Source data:
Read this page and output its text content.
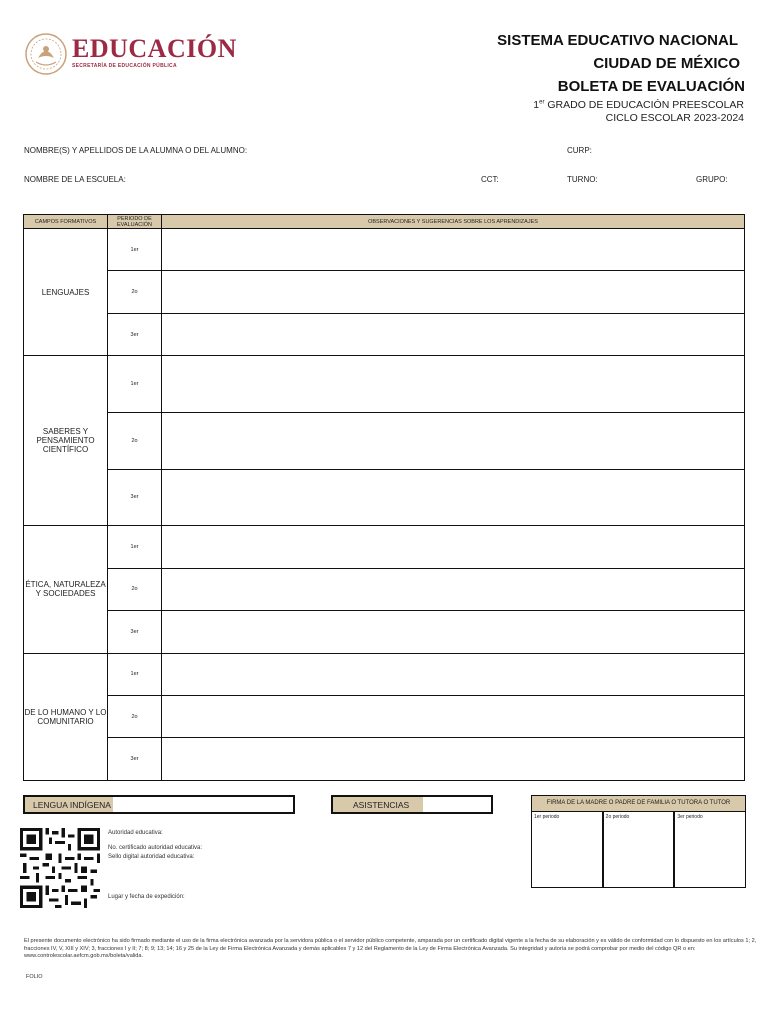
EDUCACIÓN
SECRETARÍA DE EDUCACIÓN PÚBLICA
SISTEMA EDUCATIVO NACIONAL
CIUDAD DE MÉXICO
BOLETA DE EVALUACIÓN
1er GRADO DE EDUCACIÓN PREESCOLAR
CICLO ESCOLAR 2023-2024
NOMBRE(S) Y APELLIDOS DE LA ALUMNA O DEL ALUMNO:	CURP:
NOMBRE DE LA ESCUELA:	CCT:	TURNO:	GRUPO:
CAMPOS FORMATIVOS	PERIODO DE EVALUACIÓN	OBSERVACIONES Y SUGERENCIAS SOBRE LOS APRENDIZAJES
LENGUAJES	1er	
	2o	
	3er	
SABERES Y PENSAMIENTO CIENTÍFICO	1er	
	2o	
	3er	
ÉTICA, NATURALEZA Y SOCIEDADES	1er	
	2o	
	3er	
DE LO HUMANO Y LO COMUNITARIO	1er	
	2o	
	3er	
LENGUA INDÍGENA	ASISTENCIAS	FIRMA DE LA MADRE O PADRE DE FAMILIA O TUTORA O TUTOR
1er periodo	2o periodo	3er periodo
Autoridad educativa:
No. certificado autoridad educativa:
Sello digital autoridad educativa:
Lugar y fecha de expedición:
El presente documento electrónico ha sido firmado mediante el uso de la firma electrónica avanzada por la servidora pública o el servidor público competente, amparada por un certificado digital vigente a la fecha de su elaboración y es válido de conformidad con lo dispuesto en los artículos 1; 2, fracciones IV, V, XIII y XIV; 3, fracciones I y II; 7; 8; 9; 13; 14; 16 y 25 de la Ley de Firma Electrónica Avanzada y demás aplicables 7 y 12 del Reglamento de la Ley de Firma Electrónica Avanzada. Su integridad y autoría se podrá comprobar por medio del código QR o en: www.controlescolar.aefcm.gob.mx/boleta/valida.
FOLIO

==

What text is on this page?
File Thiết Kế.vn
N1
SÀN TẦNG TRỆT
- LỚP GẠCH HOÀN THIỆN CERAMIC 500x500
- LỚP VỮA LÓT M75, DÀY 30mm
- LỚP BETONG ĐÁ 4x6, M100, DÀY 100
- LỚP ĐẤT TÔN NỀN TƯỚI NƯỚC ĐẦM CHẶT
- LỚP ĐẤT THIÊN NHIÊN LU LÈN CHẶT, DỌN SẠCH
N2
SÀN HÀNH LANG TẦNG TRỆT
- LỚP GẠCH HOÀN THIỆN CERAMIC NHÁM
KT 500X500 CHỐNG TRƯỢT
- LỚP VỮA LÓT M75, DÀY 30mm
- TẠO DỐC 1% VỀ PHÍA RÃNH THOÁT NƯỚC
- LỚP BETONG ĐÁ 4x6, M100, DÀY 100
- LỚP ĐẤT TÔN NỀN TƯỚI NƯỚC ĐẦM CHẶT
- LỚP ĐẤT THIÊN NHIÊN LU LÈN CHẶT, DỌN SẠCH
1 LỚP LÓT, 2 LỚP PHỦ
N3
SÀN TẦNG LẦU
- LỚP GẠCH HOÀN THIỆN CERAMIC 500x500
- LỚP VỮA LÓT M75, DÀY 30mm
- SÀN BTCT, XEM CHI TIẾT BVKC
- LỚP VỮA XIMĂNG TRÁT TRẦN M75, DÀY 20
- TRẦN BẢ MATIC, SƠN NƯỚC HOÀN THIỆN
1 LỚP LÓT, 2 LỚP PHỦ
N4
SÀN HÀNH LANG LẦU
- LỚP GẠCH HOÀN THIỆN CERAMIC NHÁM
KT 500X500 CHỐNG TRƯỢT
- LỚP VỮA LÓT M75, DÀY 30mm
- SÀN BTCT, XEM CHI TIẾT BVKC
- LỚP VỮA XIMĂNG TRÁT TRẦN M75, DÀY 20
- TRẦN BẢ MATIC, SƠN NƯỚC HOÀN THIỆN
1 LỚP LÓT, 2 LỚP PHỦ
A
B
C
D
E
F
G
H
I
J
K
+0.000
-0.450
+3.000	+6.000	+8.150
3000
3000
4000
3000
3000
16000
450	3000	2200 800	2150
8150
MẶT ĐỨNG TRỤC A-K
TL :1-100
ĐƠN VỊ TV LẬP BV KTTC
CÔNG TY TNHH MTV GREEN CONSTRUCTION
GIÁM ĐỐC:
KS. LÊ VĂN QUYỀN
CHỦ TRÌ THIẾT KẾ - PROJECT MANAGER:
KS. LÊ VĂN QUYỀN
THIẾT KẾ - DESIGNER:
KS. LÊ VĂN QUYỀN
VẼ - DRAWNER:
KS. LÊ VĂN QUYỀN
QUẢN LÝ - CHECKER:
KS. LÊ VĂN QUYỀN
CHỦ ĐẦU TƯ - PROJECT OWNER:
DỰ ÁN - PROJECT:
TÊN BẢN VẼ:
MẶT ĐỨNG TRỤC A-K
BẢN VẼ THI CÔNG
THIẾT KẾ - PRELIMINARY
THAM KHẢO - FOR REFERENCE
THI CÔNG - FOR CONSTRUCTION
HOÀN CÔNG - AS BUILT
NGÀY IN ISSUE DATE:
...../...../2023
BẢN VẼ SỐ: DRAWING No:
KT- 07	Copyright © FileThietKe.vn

...

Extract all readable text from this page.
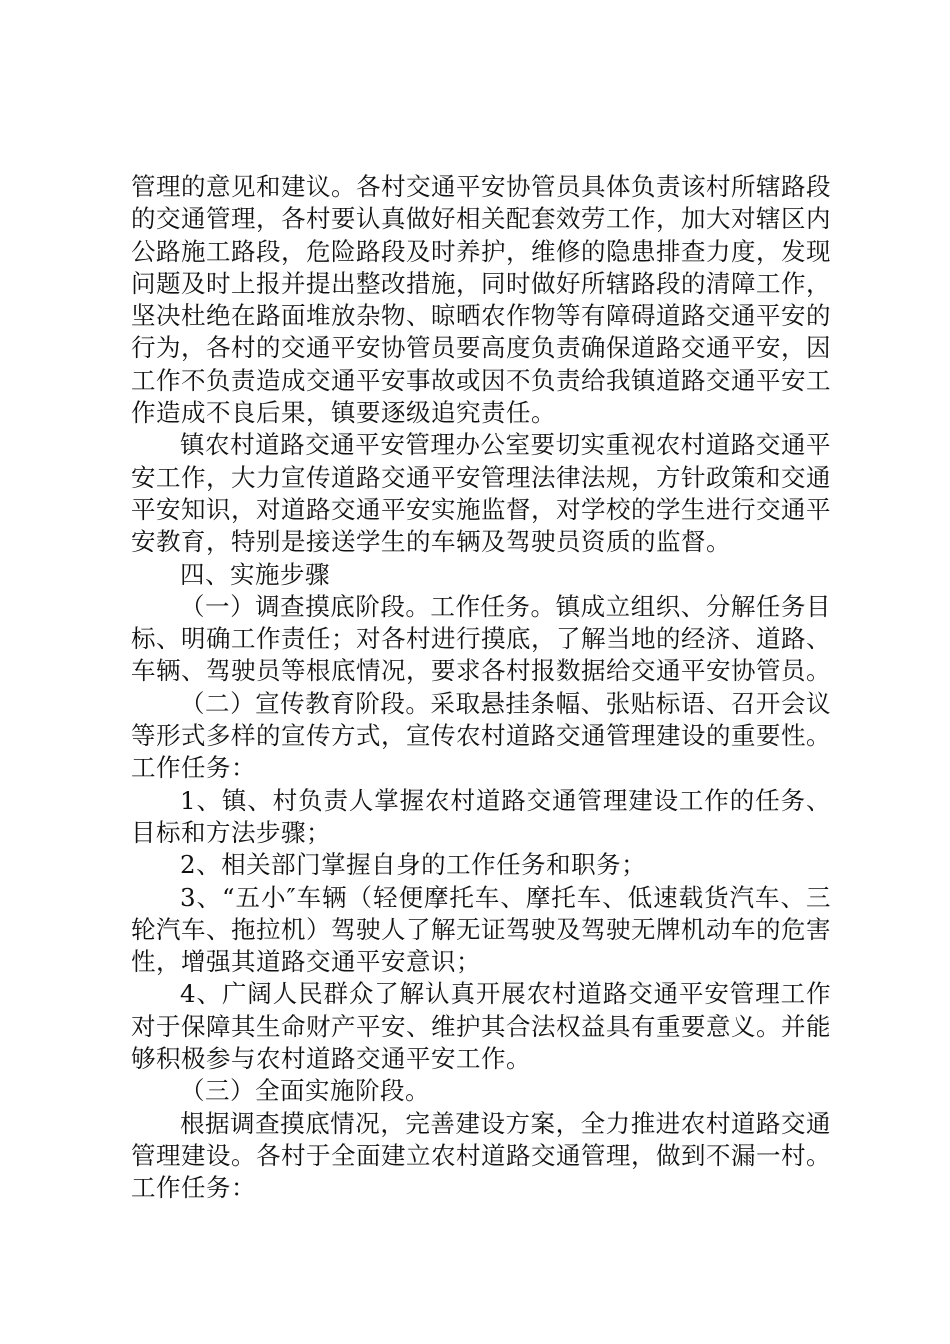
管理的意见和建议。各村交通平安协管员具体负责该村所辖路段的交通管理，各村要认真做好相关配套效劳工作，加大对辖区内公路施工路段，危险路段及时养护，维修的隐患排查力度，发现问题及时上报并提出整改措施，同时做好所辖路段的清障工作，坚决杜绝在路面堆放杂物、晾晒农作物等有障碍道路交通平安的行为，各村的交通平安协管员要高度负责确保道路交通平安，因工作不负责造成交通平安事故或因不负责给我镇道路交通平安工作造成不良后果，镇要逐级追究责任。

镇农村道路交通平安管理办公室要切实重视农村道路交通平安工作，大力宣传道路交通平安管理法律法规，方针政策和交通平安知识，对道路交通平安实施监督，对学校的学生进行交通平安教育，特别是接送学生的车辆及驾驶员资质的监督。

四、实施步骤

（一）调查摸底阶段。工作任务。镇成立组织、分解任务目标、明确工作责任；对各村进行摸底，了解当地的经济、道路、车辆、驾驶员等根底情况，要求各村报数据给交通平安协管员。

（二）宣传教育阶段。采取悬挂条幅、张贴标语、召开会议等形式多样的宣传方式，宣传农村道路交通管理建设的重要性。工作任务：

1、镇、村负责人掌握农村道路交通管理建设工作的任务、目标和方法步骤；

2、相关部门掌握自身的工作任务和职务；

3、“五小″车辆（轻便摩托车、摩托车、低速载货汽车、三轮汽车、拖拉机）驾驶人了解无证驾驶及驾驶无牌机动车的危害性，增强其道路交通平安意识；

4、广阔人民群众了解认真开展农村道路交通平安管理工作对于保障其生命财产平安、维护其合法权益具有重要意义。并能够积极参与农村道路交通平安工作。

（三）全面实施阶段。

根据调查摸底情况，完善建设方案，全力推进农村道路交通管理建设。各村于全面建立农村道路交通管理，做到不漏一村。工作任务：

Written instruction:
Pick out every line of the listing containing the word "page", and show those lines.

Task output:
Read this page and output its text content.
What text is on this page?
Extract all readable text from this page.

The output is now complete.